Supplied records -

— begin —

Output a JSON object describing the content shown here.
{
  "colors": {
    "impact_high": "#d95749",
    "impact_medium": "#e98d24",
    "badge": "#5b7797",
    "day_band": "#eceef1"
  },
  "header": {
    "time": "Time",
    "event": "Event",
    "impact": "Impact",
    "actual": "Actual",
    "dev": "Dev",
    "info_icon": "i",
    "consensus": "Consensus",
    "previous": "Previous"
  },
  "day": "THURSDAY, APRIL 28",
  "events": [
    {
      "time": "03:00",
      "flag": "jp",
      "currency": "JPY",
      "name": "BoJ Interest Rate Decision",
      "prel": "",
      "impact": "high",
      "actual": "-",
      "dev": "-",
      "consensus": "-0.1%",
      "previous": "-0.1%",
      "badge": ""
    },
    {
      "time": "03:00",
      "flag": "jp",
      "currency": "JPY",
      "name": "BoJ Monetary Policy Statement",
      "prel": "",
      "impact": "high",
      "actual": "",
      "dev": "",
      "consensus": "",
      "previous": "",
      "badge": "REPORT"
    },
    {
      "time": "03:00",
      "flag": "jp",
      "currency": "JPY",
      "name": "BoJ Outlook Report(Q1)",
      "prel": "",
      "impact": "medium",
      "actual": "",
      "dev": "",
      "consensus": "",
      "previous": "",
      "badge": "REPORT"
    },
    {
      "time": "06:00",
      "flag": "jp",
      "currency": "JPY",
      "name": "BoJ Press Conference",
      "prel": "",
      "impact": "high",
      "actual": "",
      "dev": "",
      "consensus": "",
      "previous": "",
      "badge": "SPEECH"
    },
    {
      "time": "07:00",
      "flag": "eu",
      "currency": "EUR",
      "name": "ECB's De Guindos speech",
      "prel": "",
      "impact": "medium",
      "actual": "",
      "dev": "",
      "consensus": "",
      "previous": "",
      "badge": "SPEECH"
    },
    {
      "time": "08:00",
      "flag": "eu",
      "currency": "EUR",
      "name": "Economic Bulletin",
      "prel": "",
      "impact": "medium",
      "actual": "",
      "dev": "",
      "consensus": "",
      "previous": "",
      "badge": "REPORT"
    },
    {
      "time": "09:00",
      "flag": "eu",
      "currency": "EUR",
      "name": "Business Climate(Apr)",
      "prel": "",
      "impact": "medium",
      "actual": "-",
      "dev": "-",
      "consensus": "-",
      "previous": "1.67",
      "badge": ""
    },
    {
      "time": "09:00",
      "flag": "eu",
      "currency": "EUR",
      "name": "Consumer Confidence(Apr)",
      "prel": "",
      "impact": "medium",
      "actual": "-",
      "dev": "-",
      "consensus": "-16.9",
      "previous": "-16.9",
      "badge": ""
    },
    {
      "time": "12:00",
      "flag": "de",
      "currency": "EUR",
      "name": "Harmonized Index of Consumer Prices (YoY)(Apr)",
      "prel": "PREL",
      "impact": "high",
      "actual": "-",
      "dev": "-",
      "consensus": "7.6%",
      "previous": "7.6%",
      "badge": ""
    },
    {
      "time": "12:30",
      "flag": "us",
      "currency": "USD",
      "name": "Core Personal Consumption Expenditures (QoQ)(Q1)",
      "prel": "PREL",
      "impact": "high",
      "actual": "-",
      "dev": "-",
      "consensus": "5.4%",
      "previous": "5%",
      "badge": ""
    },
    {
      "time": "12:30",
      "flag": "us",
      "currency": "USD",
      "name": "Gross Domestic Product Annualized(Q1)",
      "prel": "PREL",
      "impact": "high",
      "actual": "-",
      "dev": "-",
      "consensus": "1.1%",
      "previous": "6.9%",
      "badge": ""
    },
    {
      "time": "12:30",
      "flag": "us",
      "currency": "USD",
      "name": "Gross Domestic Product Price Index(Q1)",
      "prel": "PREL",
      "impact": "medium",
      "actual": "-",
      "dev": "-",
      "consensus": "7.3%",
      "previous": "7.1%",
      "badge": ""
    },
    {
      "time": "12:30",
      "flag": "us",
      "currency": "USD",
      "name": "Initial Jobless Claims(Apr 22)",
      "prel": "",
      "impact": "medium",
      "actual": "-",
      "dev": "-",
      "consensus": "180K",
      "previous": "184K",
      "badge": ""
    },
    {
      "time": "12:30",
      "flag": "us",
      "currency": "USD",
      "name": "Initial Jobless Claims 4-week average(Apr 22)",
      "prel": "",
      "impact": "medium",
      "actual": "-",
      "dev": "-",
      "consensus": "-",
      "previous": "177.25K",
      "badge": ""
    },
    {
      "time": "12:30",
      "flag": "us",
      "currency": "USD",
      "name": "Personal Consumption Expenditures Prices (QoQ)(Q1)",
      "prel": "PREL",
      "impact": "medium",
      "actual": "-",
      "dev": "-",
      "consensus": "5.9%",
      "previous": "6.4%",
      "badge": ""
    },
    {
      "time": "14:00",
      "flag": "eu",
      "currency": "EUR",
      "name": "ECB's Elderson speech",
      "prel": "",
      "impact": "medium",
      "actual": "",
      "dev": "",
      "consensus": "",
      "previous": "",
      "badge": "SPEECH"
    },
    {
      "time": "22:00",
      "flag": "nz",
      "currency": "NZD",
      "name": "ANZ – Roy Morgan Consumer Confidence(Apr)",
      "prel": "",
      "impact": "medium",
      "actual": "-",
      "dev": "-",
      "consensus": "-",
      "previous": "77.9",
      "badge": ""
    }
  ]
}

— end —

Every entry in the listing must be retyped exactly.

Output a JSON object describing the content shown here.
{
  "colors": {
    "impact_high": "#d95749",
    "impact_medium": "#e98d24",
    "badge": "#5b7797",
    "day_band": "#eceef1"
  },
  "header": {
    "time": "Time",
    "event": "Event",
    "impact": "Impact",
    "actual": "Actual",
    "dev": "Dev",
    "info_icon": "i",
    "consensus": "Consensus",
    "previous": "Previous"
  },
  "day": "THURSDAY, APRIL 28",
  "events": [
    {
      "time": "03:00",
      "flag": "jp",
      "currency": "JPY",
      "name": "BoJ Interest Rate Decision",
      "prel": "",
      "impact": "high",
      "actual": "-",
      "dev": "-",
      "consensus": "-0.1%",
      "previous": "-0.1%",
      "badge": ""
    },
    {
      "time": "03:00",
      "flag": "jp",
      "currency": "JPY",
      "name": "BoJ Monetary Policy Statement",
      "prel": "",
      "impact": "high",
      "actual": "",
      "dev": "",
      "consensus": "",
      "previous": "",
      "badge": "REPORT"
    },
    {
      "time": "03:00",
      "flag": "jp",
      "currency": "JPY",
      "name": "BoJ Outlook Report(Q1)",
      "prel": "",
      "impact": "medium",
      "actual": "",
      "dev": "",
      "consensus": "",
      "previous": "",
      "badge": "REPORT"
    },
    {
      "time": "06:00",
      "flag": "jp",
      "currency": "JPY",
      "name": "BoJ Press Conference",
      "prel": "",
      "impact": "high",
      "actual": "",
      "dev": "",
      "consensus": "",
      "previous": "",
      "badge": "SPEECH"
    },
    {
      "time": "07:00",
      "flag": "eu",
      "currency": "EUR",
      "name": "ECB's De Guindos speech",
      "prel": "",
      "impact": "medium",
      "actual": "",
      "dev": "",
      "consensus": "",
      "previous": "",
      "badge": "SPEECH"
    },
    {
      "time": "08:00",
      "flag": "eu",
      "currency": "EUR",
      "name": "Economic Bulletin",
      "prel": "",
      "impact": "medium",
      "actual": "",
      "dev": "",
      "consensus": "",
      "previous": "",
      "badge": "REPORT"
    },
    {
      "time": "09:00",
      "flag": "eu",
      "currency": "EUR",
      "name": "Business Climate(Apr)",
      "prel": "",
      "impact": "medium",
      "actual": "-",
      "dev": "-",
      "consensus": "-",
      "previous": "1.67",
      "badge": ""
    },
    {
      "time": "09:00",
      "flag": "eu",
      "currency": "EUR",
      "name": "Consumer Confidence(Apr)",
      "prel": "",
      "impact": "medium",
      "actual": "-",
      "dev": "-",
      "consensus": "-16.9",
      "previous": "-16.9",
      "badge": ""
    },
    {
      "time": "12:00",
      "flag": "de",
      "currency": "EUR",
      "name": "Harmonized Index of Consumer Prices (YoY)(Apr)",
      "prel": "PREL",
      "impact": "high",
      "actual": "-",
      "dev": "-",
      "consensus": "7.6%",
      "previous": "7.6%",
      "badge": ""
    },
    {
      "time": "12:30",
      "flag": "us",
      "currency": "USD",
      "name": "Core Personal Consumption Expenditures (QoQ)(Q1)",
      "prel": "PREL",
      "impact": "high",
      "actual": "-",
      "dev": "-",
      "consensus": "5.4%",
      "previous": "5%",
      "badge": ""
    },
    {
      "time": "12:30",
      "flag": "us",
      "currency": "USD",
      "name": "Gross Domestic Product Annualized(Q1)",
      "prel": "PREL",
      "impact": "high",
      "actual": "-",
      "dev": "-",
      "consensus": "1.1%",
      "previous": "6.9%",
      "badge": ""
    },
    {
      "time": "12:30",
      "flag": "us",
      "currency": "USD",
      "name": "Gross Domestic Product Price Index(Q1)",
      "prel": "PREL",
      "impact": "medium",
      "actual": "-",
      "dev": "-",
      "consensus": "7.3%",
      "previous": "7.1%",
      "badge": ""
    },
    {
      "time": "12:30",
      "flag": "us",
      "currency": "USD",
      "name": "Initial Jobless Claims(Apr 22)",
      "prel": "",
      "impact": "medium",
      "actual": "-",
      "dev": "-",
      "consensus": "180K",
      "previous": "184K",
      "badge": ""
    },
    {
      "time": "12:30",
      "flag": "us",
      "currency": "USD",
      "name": "Initial Jobless Claims 4-week average(Apr 22)",
      "prel": "",
      "impact": "medium",
      "actual": "-",
      "dev": "-",
      "consensus": "-",
      "previous": "177.25K",
      "badge": ""
    },
    {
      "time": "12:30",
      "flag": "us",
      "currency": "USD",
      "name": "Personal Consumption Expenditures Prices (QoQ)(Q1)",
      "prel": "PREL",
      "impact": "medium",
      "actual": "-",
      "dev": "-",
      "consensus": "5.9%",
      "previous": "6.4%",
      "badge": ""
    },
    {
      "time": "14:00",
      "flag": "eu",
      "currency": "EUR",
      "name": "ECB's Elderson speech",
      "prel": "",
      "impact": "medium",
      "actual": "",
      "dev": "",
      "consensus": "",
      "previous": "",
      "badge": "SPEECH"
    },
    {
      "time": "22:00",
      "flag": "nz",
      "currency": "NZD",
      "name": "ANZ – Roy Morgan Consumer Confidence(Apr)",
      "prel": "",
      "impact": "medium",
      "actual": "-",
      "dev": "-",
      "consensus": "-",
      "previous": "77.9",
      "badge": ""
    }
  ]
}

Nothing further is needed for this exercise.